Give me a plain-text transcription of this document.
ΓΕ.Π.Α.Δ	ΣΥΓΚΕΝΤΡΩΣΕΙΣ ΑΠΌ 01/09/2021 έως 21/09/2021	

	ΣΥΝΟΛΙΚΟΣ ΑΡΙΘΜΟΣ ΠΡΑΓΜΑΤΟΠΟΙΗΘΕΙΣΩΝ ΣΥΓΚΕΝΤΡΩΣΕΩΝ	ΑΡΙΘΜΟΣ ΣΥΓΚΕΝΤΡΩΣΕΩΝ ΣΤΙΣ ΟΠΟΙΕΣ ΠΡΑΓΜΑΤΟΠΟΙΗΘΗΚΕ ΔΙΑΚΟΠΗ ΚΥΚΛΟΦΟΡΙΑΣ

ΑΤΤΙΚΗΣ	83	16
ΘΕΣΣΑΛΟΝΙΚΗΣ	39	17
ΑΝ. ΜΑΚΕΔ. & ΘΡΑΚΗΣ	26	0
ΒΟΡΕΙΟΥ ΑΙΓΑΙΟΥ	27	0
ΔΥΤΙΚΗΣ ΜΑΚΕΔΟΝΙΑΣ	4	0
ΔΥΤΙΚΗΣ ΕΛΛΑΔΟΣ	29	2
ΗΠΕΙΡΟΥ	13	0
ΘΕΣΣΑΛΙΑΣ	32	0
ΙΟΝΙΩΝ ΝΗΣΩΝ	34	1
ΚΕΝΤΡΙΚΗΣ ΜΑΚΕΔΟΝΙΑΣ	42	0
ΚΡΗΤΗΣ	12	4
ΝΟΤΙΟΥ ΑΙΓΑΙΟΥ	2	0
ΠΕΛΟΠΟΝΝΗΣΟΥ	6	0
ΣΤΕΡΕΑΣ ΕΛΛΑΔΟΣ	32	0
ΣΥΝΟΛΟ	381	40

-*-*-

THE PROBLEM: Reproduce the records in full, exactly as written.

WORKED ANSWER:
Give me a plain-text transcription of this document.
ΓΕ.Π.Α.Δ	ΣΥΓΚΕΝΤΡΩΣΕΙΣ ΑΠΌ 01/09/2021 έως 21/09/2021	

	ΣΥΝΟΛΙΚΟΣ ΑΡΙΘΜΟΣ ΠΡΑΓΜΑΤΟΠΟΙΗΘΕΙΣΩΝ ΣΥΓΚΕΝΤΡΩΣΕΩΝ	ΑΡΙΘΜΟΣ ΣΥΓΚΕΝΤΡΩΣΕΩΝ ΣΤΙΣ ΟΠΟΙΕΣ ΠΡΑΓΜΑΤΟΠΟΙΗΘΗΚΕ ΔΙΑΚΟΠΗ ΚΥΚΛΟΦΟΡΙΑΣ

ΑΤΤΙΚΗΣ	83	16
ΘΕΣΣΑΛΟΝΙΚΗΣ	39	17
ΑΝ. ΜΑΚΕΔ. & ΘΡΑΚΗΣ	26	0
ΒΟΡΕΙΟΥ ΑΙΓΑΙΟΥ	27	0
ΔΥΤΙΚΗΣ ΜΑΚΕΔΟΝΙΑΣ	4	0
ΔΥΤΙΚΗΣ ΕΛΛΑΔΟΣ	29	2
ΗΠΕΙΡΟΥ	13	0
ΘΕΣΣΑΛΙΑΣ	32	0
ΙΟΝΙΩΝ ΝΗΣΩΝ	34	1
ΚΕΝΤΡΙΚΗΣ ΜΑΚΕΔΟΝΙΑΣ	42	0
ΚΡΗΤΗΣ	12	4
ΝΟΤΙΟΥ ΑΙΓΑΙΟΥ	2	0
ΠΕΛΟΠΟΝΝΗΣΟΥ	6	0
ΣΤΕΡΕΑΣ ΕΛΛΑΔΟΣ	32	0
ΣΥΝΟΛΟ	381	40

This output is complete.